● WORK INSTRUCTIONS
Only a number is wanted: how many lines in these records contain the word "text"?

● DATA EXTRACT

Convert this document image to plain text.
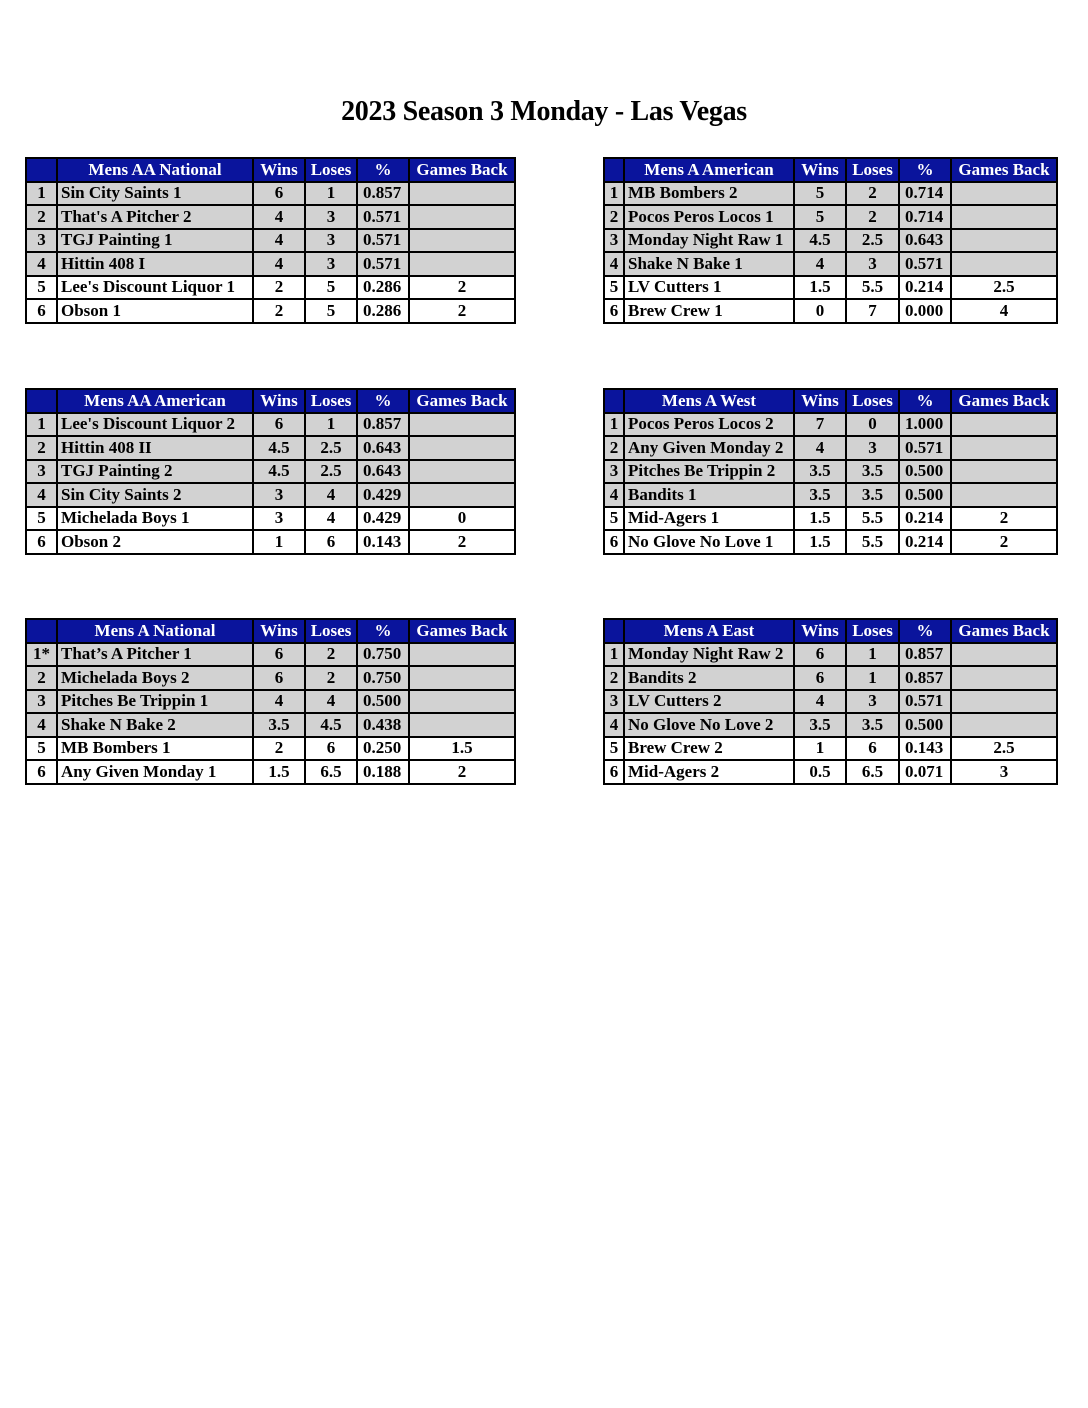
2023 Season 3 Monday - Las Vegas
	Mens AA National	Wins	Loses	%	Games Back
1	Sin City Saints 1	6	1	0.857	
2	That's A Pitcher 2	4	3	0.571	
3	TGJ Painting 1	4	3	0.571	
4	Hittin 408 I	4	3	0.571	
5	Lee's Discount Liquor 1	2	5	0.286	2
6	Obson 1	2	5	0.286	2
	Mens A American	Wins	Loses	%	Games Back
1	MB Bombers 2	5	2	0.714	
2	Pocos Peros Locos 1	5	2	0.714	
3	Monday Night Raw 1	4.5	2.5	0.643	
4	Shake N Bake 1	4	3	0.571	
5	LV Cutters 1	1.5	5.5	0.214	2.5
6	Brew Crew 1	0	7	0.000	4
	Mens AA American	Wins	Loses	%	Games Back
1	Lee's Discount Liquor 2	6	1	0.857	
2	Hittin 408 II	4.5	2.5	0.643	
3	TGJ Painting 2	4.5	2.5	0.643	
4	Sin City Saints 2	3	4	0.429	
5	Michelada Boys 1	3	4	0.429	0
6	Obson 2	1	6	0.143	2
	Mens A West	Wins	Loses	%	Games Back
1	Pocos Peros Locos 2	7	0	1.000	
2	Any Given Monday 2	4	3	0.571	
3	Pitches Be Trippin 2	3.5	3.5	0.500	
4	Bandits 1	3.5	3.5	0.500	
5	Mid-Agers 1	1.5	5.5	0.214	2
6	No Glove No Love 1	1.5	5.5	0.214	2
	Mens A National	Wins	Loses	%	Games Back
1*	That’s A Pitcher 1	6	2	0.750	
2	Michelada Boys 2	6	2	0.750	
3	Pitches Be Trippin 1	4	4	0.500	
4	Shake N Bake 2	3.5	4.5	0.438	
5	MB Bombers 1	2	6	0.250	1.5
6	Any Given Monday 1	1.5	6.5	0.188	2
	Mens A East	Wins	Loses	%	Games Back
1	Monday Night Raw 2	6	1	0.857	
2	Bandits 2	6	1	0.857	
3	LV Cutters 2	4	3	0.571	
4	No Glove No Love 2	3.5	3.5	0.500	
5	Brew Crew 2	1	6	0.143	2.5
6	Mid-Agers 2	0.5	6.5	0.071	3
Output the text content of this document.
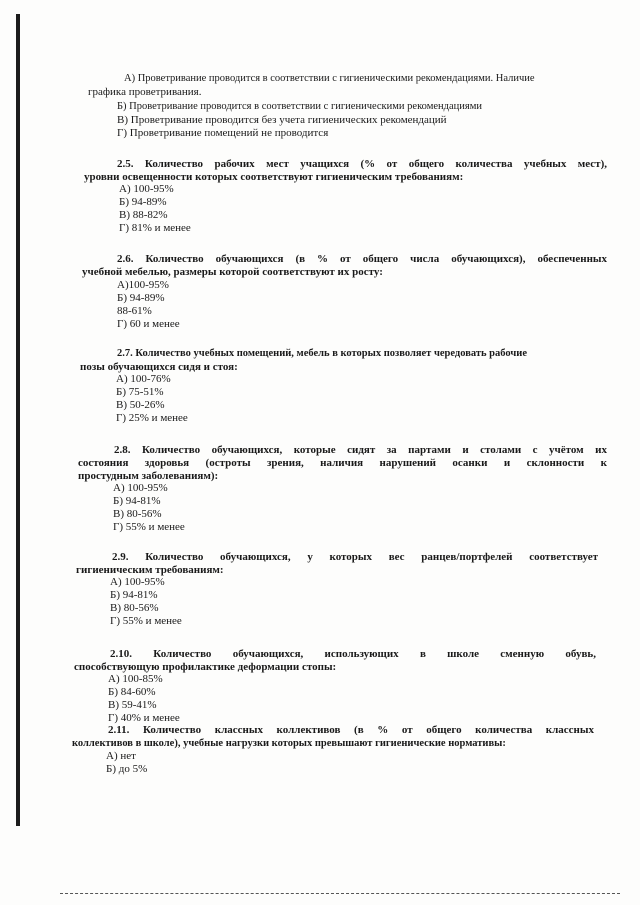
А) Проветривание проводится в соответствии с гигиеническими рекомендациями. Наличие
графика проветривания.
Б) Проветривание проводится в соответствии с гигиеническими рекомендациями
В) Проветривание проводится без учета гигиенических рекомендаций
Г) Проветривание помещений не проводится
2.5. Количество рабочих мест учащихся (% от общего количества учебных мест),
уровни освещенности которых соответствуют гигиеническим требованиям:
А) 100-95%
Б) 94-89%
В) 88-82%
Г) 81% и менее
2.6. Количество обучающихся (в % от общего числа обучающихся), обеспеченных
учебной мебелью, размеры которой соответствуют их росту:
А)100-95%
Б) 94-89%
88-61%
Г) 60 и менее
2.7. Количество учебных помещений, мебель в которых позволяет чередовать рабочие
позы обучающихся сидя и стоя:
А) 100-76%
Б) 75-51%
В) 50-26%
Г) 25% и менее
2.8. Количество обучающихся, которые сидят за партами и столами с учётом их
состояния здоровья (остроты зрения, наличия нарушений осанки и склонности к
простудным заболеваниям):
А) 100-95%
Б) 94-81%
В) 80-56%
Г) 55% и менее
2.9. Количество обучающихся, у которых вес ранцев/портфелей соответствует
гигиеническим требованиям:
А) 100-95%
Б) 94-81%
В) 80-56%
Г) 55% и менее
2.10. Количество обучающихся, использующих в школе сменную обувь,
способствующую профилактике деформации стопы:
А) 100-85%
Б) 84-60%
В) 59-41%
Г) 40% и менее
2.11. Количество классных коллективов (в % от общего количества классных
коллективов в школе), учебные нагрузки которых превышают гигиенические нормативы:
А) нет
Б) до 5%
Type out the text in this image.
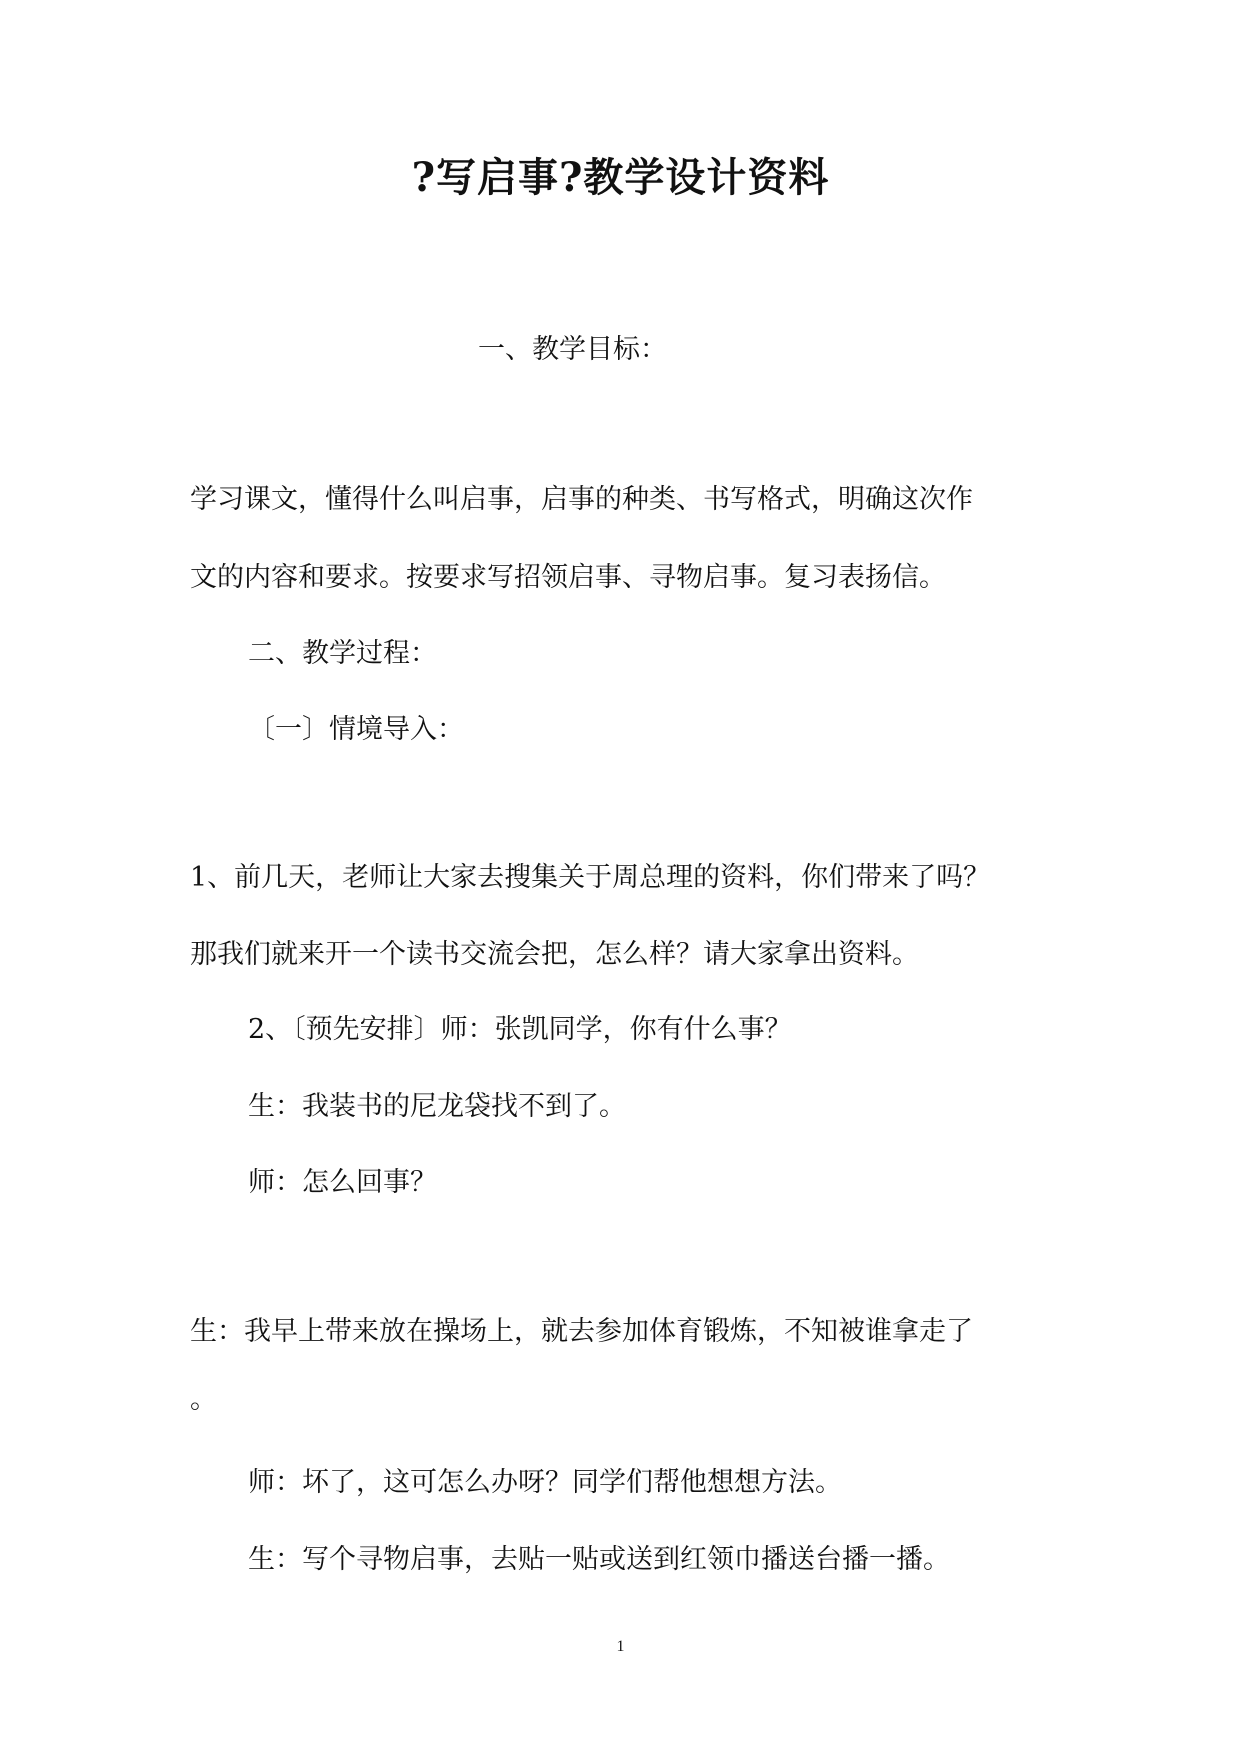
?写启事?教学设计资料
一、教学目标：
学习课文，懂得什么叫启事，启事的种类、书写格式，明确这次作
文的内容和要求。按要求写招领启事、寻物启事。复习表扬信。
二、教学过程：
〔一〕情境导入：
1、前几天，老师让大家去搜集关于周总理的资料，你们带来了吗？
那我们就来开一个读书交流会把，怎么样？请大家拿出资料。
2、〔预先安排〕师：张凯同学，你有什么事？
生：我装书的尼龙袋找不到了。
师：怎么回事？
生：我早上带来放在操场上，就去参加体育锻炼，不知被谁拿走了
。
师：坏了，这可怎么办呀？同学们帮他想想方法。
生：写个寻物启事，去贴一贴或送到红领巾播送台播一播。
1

● COMPLETE OUTPUT
3